## Stated task
In the listing below, locate the lines that hold "주하나님" and copy them.

begin Supplied material

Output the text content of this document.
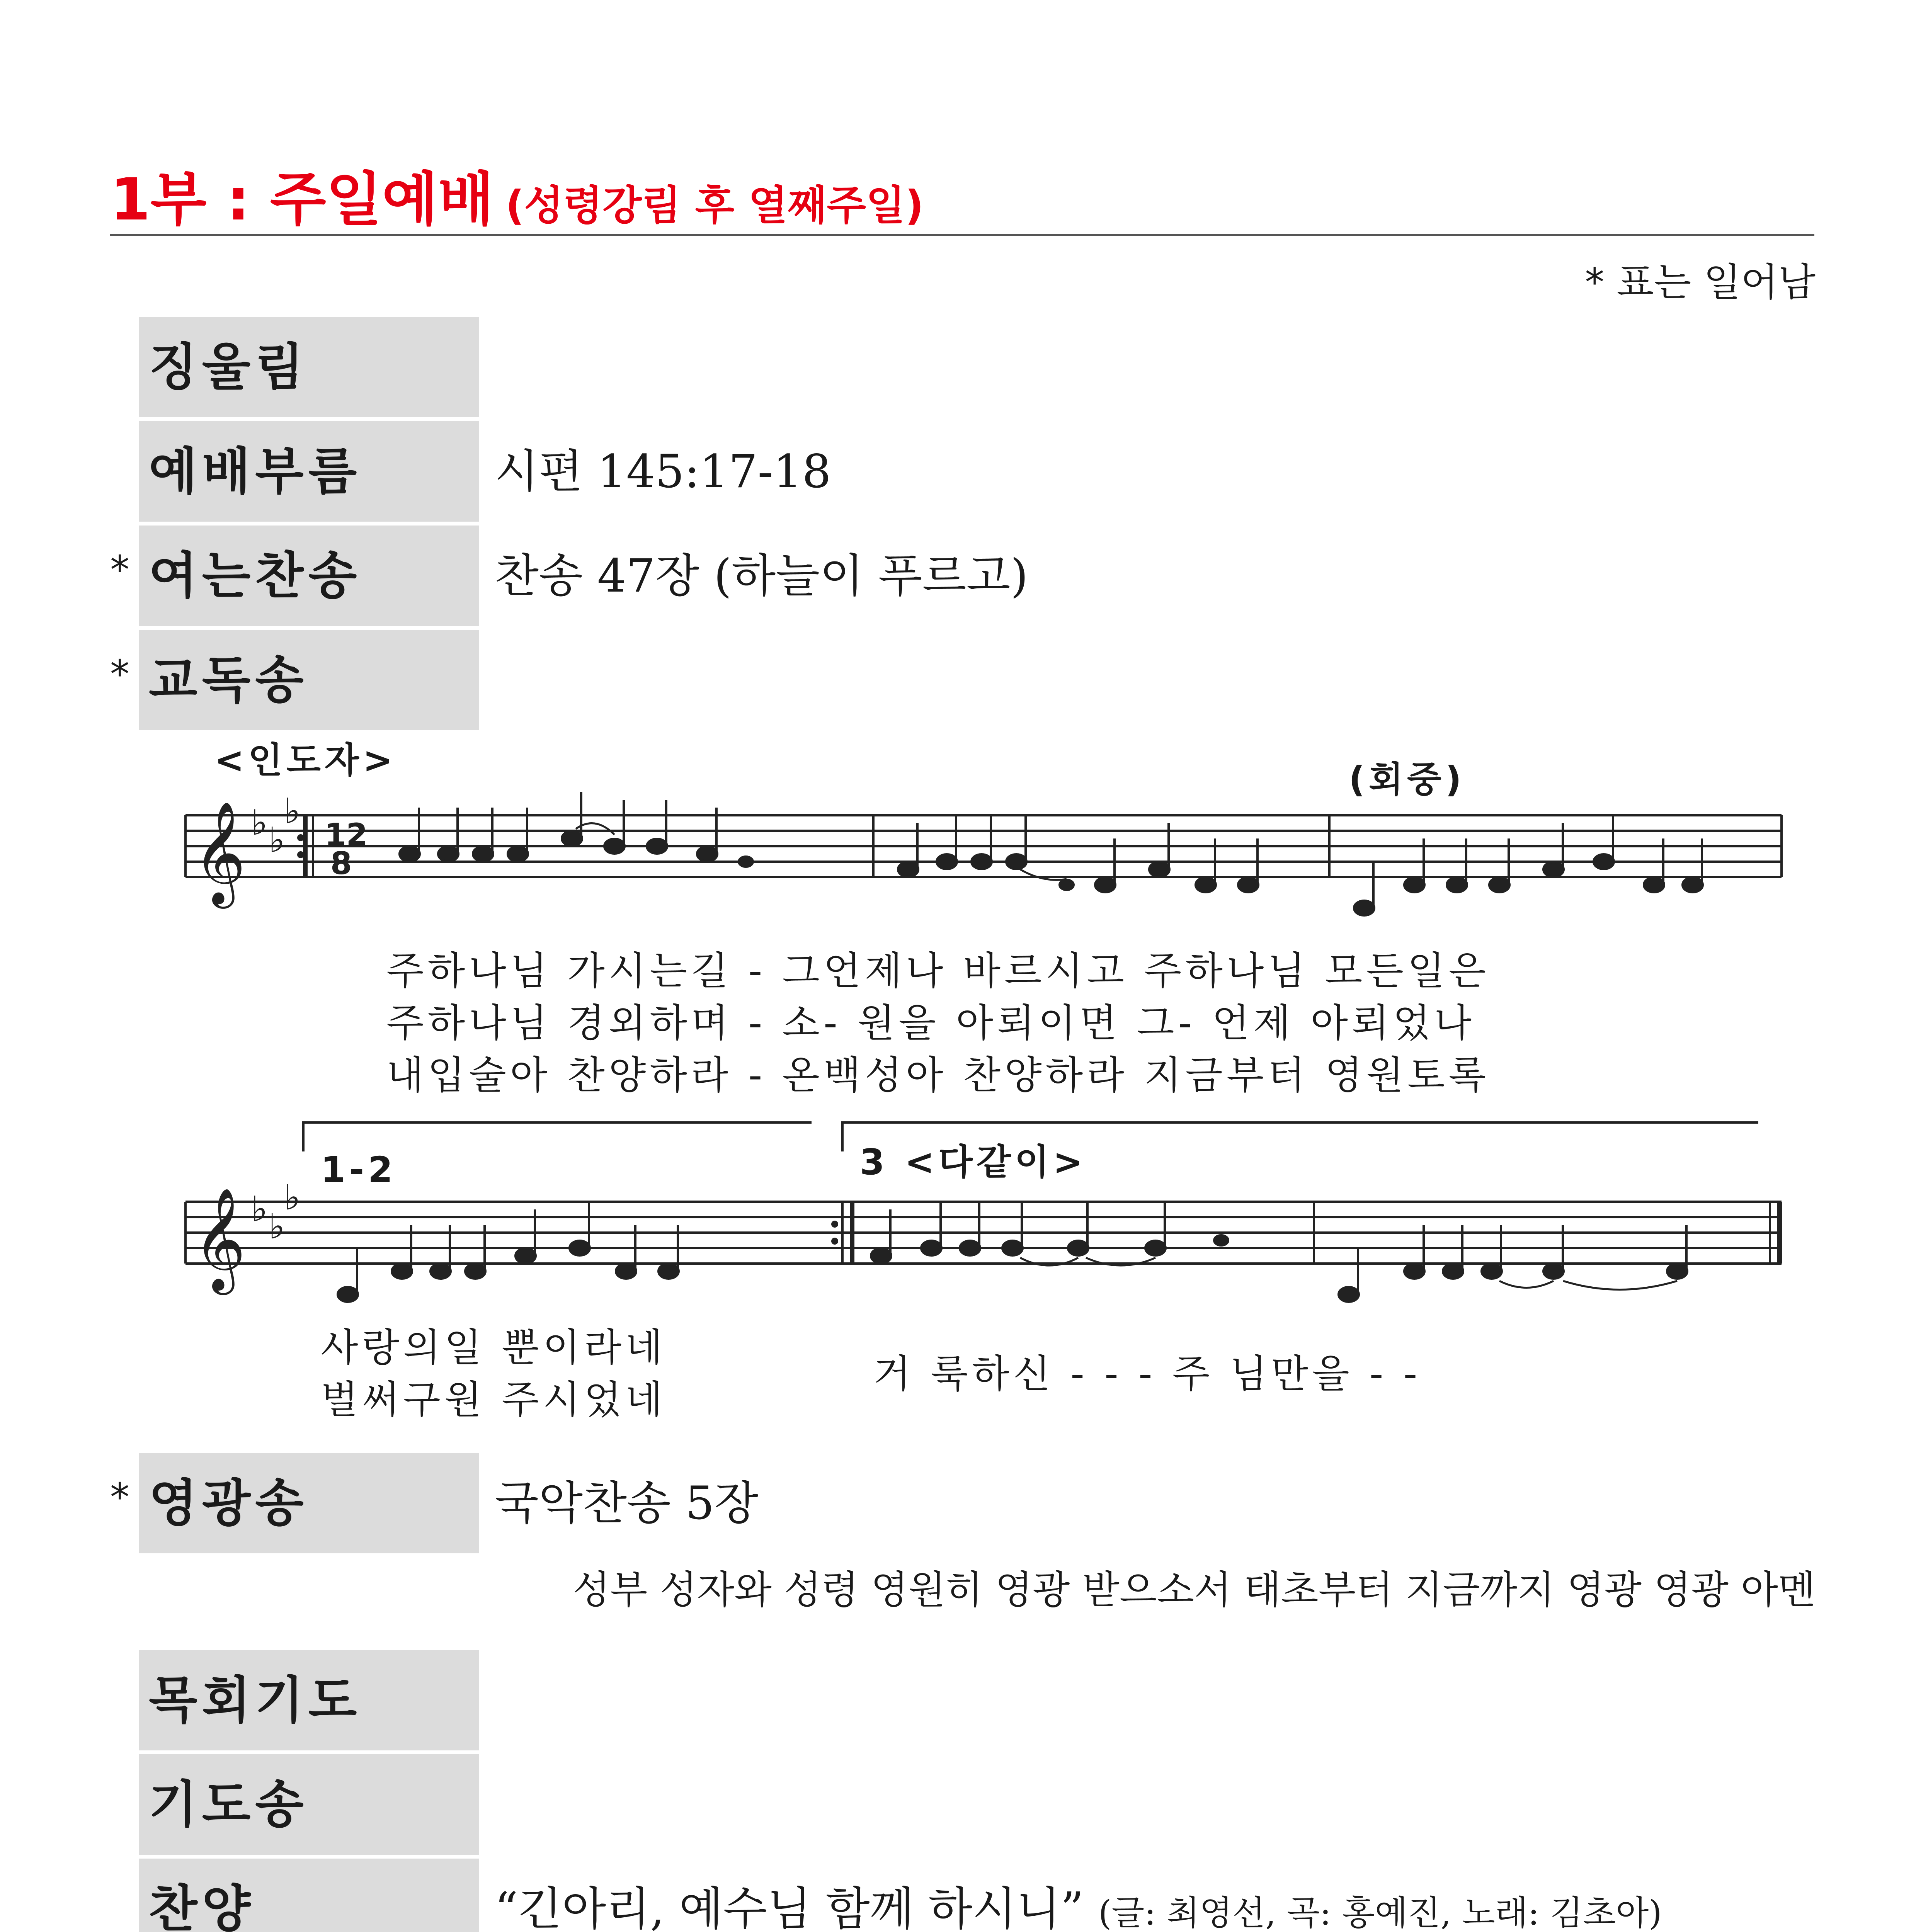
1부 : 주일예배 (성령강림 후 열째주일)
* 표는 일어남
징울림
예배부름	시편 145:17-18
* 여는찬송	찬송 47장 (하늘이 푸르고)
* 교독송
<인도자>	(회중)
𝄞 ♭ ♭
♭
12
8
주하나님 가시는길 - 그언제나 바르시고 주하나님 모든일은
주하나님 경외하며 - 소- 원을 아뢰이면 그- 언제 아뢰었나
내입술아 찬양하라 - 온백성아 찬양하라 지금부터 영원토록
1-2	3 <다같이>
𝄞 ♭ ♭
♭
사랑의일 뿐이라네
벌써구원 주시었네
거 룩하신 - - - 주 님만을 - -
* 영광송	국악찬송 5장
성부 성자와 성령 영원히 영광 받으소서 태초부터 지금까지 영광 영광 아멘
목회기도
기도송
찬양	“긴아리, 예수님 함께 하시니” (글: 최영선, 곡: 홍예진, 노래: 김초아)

end Supplied material

## Solution to the problem
주하나님 가시는길 - 그언제나 바르시고 주하나님 모든일은
주하나님 경외하며 - 소- 원을 아뢰이면 그- 언제 아뢰었나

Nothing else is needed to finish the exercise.